→ **Job**
Your task is to output the listing word for word, with pictures excluded.

→ **Provided information**
↓↓↓

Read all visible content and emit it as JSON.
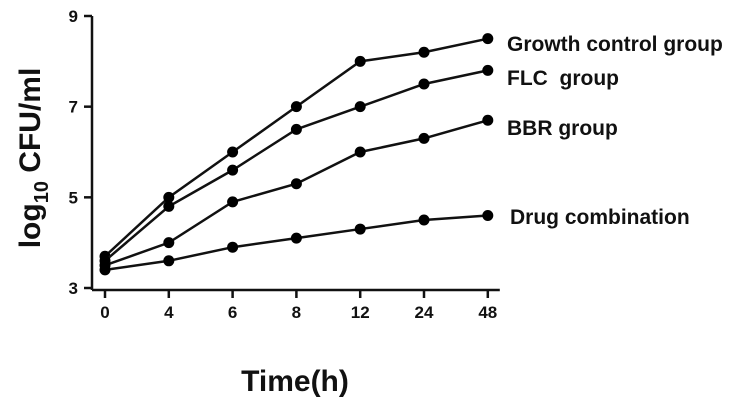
{
  "chart_data": {
    "type": "line",
    "xlabel": "Time(h)",
    "ylabel_main": "log",
    "ylabel_sub": "10",
    "ylabel_rest": " CFU/ml",
    "categories": [
      "0",
      "4",
      "6",
      "8",
      "12",
      "24",
      "48"
    ],
    "ylim": [
      3,
      9
    ],
    "yticks": [
      "3",
      "5",
      "7",
      "9"
    ],
    "grid": false,
    "legend": "labels at line ends (right)",
    "series": [
      {
        "name": "Growth control group",
        "values": [
          3.7,
          5.0,
          6.0,
          7.0,
          8.0,
          8.2,
          8.5
        ]
      },
      {
        "name": "FLC  group",
        "values": [
          3.6,
          4.8,
          5.6,
          6.5,
          7.0,
          7.5,
          7.8
        ]
      },
      {
        "name": "BBR group",
        "values": [
          3.5,
          4.0,
          4.9,
          5.3,
          6.0,
          6.3,
          6.7
        ]
      },
      {
        "name": "Drug combination",
        "values": [
          3.4,
          3.6,
          3.9,
          4.1,
          4.3,
          4.5,
          4.6
        ]
      }
    ],
    "colors": {
      "line": "#111111",
      "marker": "#000000",
      "axis": "#111111"
    }
  }
}
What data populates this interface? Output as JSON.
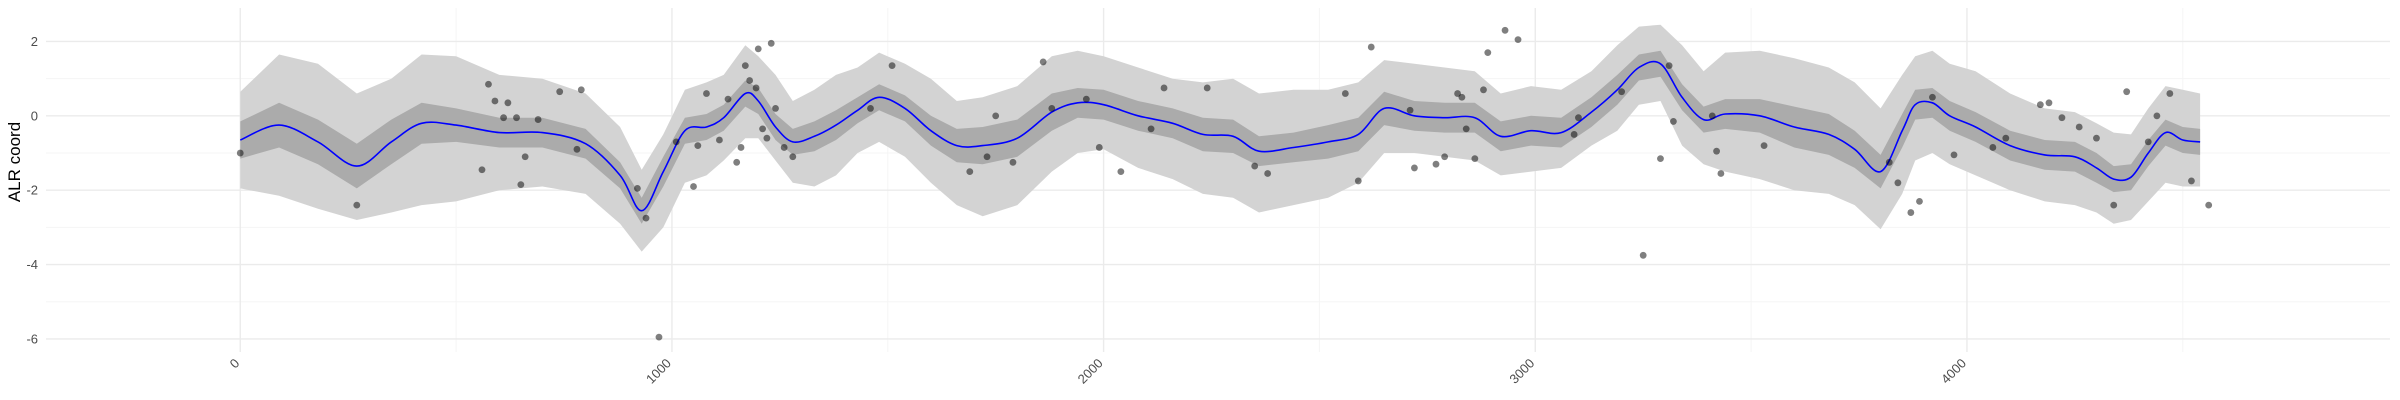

↑↑↑

→ **Written reply**
Read all visible content and emit it as JSON.
{
  "chart_data": {
    "type": "line",
    "xlabel": "Time(h)",
    "ylabel_main": "log",
    "ylabel_sub": "10",
    "ylabel_rest": " CFU/ml",
    "categories": [
      "0",
      "4",
      "6",
      "8",
      "12",
      "24",
      "48"
    ],
    "ylim": [
      3,
      9
    ],
    "yticks": [
      "3",
      "5",
      "7",
      "9"
    ],
    "grid": false,
    "legend": "labels at line ends (right)",
    "series": [
      {
        "name": "Growth control group",
        "values": [
          3.7,
          5.0,
          6.0,
          7.0,
          8.0,
          8.2,
          8.5
        ]
      },
      {
        "name": "FLC  group",
        "values": [
          3.6,
          4.8,
          5.6,
          6.5,
          7.0,
          7.5,
          7.8
        ]
      },
      {
        "name": "BBR group",
        "values": [
          3.5,
          4.0,
          4.9,
          5.3,
          6.0,
          6.3,
          6.7
        ]
      },
      {
        "name": "Drug combination",
        "values": [
          3.4,
          3.6,
          3.9,
          4.1,
          4.3,
          4.5,
          4.6
        ]
      }
    ],
    "colors": {
      "line": "#111111",
      "marker": "#000000",
      "axis": "#111111"
    }
  }
}
What data populates this interface? Output as JSON.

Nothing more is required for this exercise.